_SET PROBLEM:_ Please retype the records below exactly, leaving out any pictures.

Stored data
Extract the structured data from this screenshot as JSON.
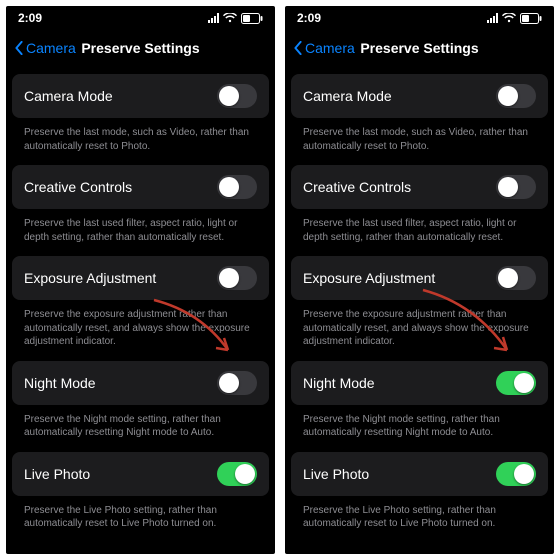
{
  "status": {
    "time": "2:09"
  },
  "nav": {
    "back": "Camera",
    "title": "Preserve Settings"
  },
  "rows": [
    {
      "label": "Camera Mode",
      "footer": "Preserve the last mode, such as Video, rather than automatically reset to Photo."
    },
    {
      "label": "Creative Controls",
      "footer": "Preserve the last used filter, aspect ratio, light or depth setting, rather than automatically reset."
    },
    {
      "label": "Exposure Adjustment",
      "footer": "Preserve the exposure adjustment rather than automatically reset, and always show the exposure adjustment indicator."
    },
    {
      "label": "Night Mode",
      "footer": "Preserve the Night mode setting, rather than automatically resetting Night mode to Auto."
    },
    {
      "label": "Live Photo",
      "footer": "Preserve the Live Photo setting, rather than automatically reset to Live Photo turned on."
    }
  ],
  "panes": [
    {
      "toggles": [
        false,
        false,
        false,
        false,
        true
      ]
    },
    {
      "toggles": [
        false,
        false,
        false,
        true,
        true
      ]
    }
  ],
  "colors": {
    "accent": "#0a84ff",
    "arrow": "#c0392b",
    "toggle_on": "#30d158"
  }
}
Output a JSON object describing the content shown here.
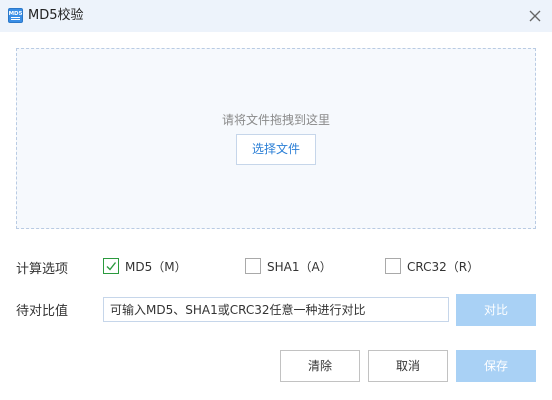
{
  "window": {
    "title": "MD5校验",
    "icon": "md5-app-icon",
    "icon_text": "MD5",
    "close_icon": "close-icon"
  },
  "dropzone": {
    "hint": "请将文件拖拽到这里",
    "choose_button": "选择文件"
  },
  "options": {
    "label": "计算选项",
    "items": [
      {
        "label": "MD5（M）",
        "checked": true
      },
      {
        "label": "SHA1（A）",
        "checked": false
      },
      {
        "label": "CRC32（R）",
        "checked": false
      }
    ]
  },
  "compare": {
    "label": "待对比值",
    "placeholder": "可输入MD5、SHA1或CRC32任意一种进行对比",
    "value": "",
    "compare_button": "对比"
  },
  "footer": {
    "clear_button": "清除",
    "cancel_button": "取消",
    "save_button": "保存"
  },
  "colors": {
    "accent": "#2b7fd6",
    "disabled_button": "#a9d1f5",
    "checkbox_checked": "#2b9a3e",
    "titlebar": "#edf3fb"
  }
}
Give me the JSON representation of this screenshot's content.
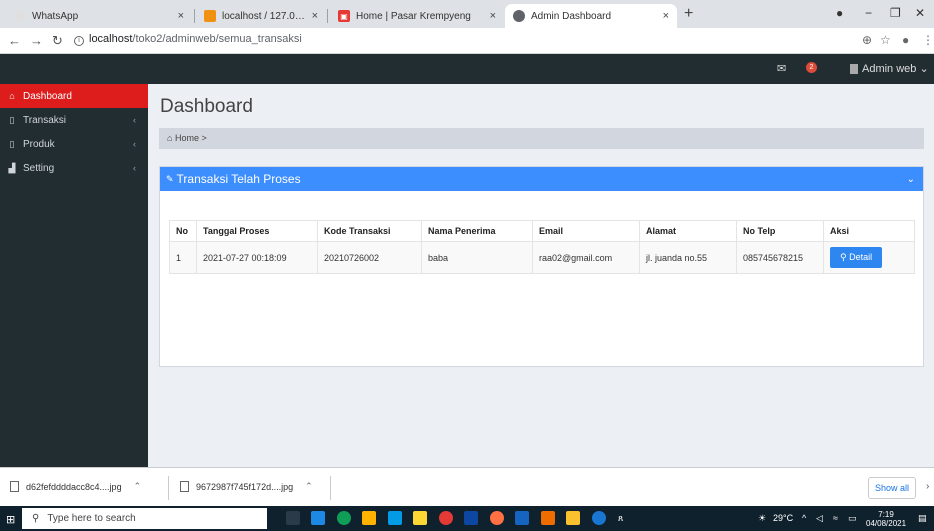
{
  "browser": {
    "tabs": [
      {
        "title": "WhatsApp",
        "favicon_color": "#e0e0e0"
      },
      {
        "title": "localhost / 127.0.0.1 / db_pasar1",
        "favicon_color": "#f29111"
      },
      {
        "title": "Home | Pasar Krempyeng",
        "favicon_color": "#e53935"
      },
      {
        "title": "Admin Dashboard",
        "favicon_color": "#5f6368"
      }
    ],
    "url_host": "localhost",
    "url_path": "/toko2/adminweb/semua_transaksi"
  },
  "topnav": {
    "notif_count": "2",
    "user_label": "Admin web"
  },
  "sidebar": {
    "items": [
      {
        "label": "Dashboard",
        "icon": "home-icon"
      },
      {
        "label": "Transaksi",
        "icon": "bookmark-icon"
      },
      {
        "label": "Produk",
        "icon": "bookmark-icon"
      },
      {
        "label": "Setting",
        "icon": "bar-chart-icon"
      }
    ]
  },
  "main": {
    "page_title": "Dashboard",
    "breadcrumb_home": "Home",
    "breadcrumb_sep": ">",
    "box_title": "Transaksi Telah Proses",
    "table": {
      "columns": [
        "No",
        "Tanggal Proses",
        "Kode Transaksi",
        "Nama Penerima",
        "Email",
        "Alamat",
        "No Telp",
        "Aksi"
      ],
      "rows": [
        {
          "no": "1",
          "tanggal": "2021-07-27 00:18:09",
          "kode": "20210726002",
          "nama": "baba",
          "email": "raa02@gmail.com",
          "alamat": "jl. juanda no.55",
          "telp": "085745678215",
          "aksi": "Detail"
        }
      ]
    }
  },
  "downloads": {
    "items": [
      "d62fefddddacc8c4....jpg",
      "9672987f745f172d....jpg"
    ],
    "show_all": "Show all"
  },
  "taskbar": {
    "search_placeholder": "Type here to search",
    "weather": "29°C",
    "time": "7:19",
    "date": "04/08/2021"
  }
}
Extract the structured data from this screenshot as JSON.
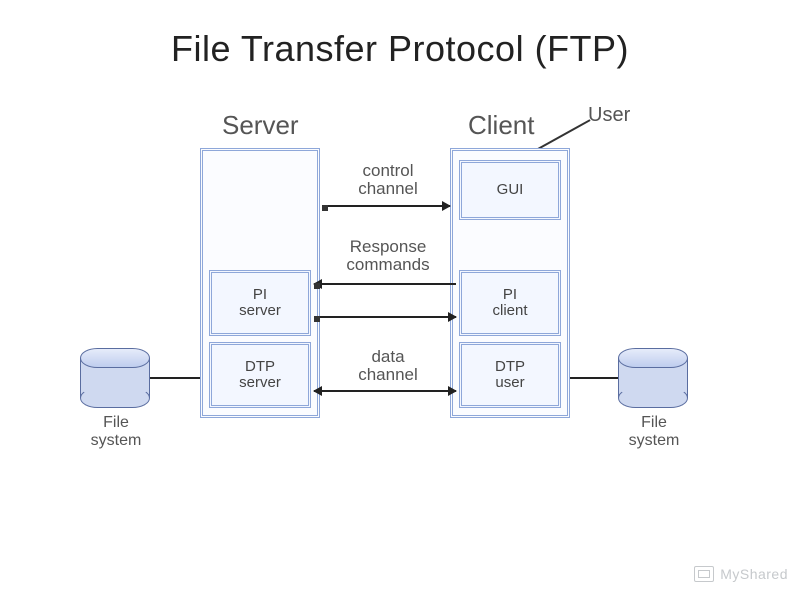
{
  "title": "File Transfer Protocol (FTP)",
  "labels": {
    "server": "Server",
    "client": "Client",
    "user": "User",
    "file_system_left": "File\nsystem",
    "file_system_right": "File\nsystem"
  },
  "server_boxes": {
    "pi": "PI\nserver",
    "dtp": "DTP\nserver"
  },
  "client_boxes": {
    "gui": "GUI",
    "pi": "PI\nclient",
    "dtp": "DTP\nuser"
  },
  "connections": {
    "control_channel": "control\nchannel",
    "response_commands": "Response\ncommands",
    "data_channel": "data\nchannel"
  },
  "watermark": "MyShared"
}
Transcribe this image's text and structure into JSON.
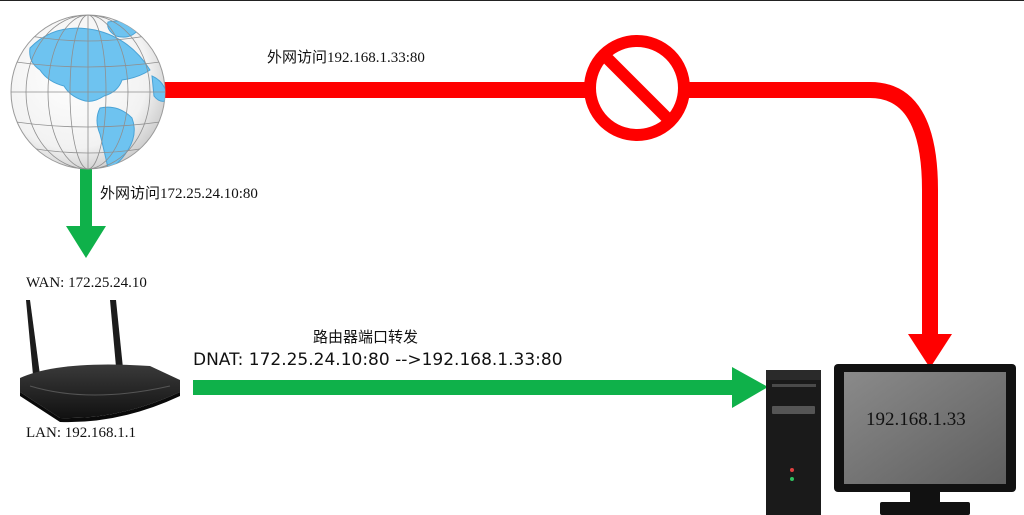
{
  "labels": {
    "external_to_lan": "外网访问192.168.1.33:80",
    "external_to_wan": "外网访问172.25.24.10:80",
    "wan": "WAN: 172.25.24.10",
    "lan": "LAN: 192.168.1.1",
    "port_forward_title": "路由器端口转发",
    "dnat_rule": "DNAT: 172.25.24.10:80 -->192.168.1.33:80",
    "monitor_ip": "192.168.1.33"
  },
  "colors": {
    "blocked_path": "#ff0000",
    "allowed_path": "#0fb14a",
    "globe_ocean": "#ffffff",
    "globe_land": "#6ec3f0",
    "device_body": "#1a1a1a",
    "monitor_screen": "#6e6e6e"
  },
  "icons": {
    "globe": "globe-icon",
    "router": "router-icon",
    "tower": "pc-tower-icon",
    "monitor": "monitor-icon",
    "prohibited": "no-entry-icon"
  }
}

_WRITTEN SOLUTION:_
Extract the structured data from this screenshot as JSON.
{
  "status": {
    "time": "2:09"
  },
  "nav": {
    "back": "Camera",
    "title": "Preserve Settings"
  },
  "rows": [
    {
      "label": "Camera Mode",
      "footer": "Preserve the last mode, such as Video, rather than automatically reset to Photo."
    },
    {
      "label": "Creative Controls",
      "footer": "Preserve the last used filter, aspect ratio, light or depth setting, rather than automatically reset."
    },
    {
      "label": "Exposure Adjustment",
      "footer": "Preserve the exposure adjustment rather than automatically reset, and always show the exposure adjustment indicator."
    },
    {
      "label": "Night Mode",
      "footer": "Preserve the Night mode setting, rather than automatically resetting Night mode to Auto."
    },
    {
      "label": "Live Photo",
      "footer": "Preserve the Live Photo setting, rather than automatically reset to Live Photo turned on."
    }
  ],
  "panes": [
    {
      "toggles": [
        false,
        false,
        false,
        false,
        true
      ]
    },
    {
      "toggles": [
        false,
        false,
        false,
        true,
        true
      ]
    }
  ],
  "colors": {
    "accent": "#0a84ff",
    "arrow": "#c0392b",
    "toggle_on": "#30d158"
  }
}
Output a JSON object describing the content shown here.
{
  "window": {
    "title": "MD5校验",
    "icon": "md5-app-icon",
    "icon_text": "MD5",
    "close_icon": "close-icon"
  },
  "dropzone": {
    "hint": "请将文件拖拽到这里",
    "choose_button": "选择文件"
  },
  "options": {
    "label": "计算选项",
    "items": [
      {
        "label": "MD5（M）",
        "checked": true
      },
      {
        "label": "SHA1（A）",
        "checked": false
      },
      {
        "label": "CRC32（R）",
        "checked": false
      }
    ]
  },
  "compare": {
    "label": "待对比值",
    "placeholder": "可输入MD5、SHA1或CRC32任意一种进行对比",
    "value": "",
    "compare_button": "对比"
  },
  "footer": {
    "clear_button": "清除",
    "cancel_button": "取消",
    "save_button": "保存"
  },
  "colors": {
    "accent": "#2b7fd6",
    "disabled_button": "#a9d1f5",
    "checkbox_checked": "#2b9a3e",
    "titlebar": "#edf3fb"
  }
}
Give me the JSON representation of this screenshot's content.
{
  "browser": {
    "tabs": [
      {
        "title": "WhatsApp",
        "favicon_color": "#e0e0e0"
      },
      {
        "title": "localhost / 127.0.0.1 / db_pasar1",
        "favicon_color": "#f29111"
      },
      {
        "title": "Home | Pasar Krempyeng",
        "favicon_color": "#e53935"
      },
      {
        "title": "Admin Dashboard",
        "favicon_color": "#5f6368"
      }
    ],
    "url_host": "localhost",
    "url_path": "/toko2/adminweb/semua_transaksi"
  },
  "topnav": {
    "notif_count": "2",
    "user_label": "Admin web"
  },
  "sidebar": {
    "items": [
      {
        "label": "Dashboard",
        "icon": "home-icon"
      },
      {
        "label": "Transaksi",
        "icon": "bookmark-icon"
      },
      {
        "label": "Produk",
        "icon": "bookmark-icon"
      },
      {
        "label": "Setting",
        "icon": "bar-chart-icon"
      }
    ]
  },
  "main": {
    "page_title": "Dashboard",
    "breadcrumb_home": "Home",
    "breadcrumb_sep": ">",
    "box_title": "Transaksi Telah Proses",
    "table": {
      "columns": [
        "No",
        "Tanggal Proses",
        "Kode Transaksi",
        "Nama Penerima",
        "Email",
        "Alamat",
        "No Telp",
        "Aksi"
      ],
      "rows": [
        {
          "no": "1",
          "tanggal": "2021-07-27 00:18:09",
          "kode": "20210726002",
          "nama": "baba",
          "email": "raa02@gmail.com",
          "alamat": "jl. juanda no.55",
          "telp": "085745678215",
          "aksi": "Detail"
        }
      ]
    }
  },
  "downloads": {
    "items": [
      "d62fefddddacc8c4....jpg",
      "9672987f745f172d....jpg"
    ],
    "show_all": "Show all"
  },
  "taskbar": {
    "search_placeholder": "Type here to search",
    "weather": "29°C",
    "time": "7:19",
    "date": "04/08/2021"
  }
}
Extract the structured data from this screenshot as JSON.
{
  "title": "File Transfer Protocol (FTP)",
  "labels": {
    "server": "Server",
    "client": "Client",
    "user": "User",
    "file_system_left": "File\nsystem",
    "file_system_right": "File\nsystem"
  },
  "server_boxes": {
    "pi": "PI\nserver",
    "dtp": "DTP\nserver"
  },
  "client_boxes": {
    "gui": "GUI",
    "pi": "PI\nclient",
    "dtp": "DTP\nuser"
  },
  "connections": {
    "control_channel": "control\nchannel",
    "response_commands": "Response\ncommands",
    "data_channel": "data\nchannel"
  },
  "watermark": "MyShared"
}
Transcribe this image's text and structure into JSON.
{
  "labels": {
    "external_to_lan": "外网访问192.168.1.33:80",
    "external_to_wan": "外网访问172.25.24.10:80",
    "wan": "WAN: 172.25.24.10",
    "lan": "LAN: 192.168.1.1",
    "port_forward_title": "路由器端口转发",
    "dnat_rule": "DNAT: 172.25.24.10:80 -->192.168.1.33:80",
    "monitor_ip": "192.168.1.33"
  },
  "colors": {
    "blocked_path": "#ff0000",
    "allowed_path": "#0fb14a",
    "globe_ocean": "#ffffff",
    "globe_land": "#6ec3f0",
    "device_body": "#1a1a1a",
    "monitor_screen": "#6e6e6e"
  },
  "icons": {
    "globe": "globe-icon",
    "router": "router-icon",
    "tower": "pc-tower-icon",
    "monitor": "monitor-icon",
    "prohibited": "no-entry-icon"
  }
}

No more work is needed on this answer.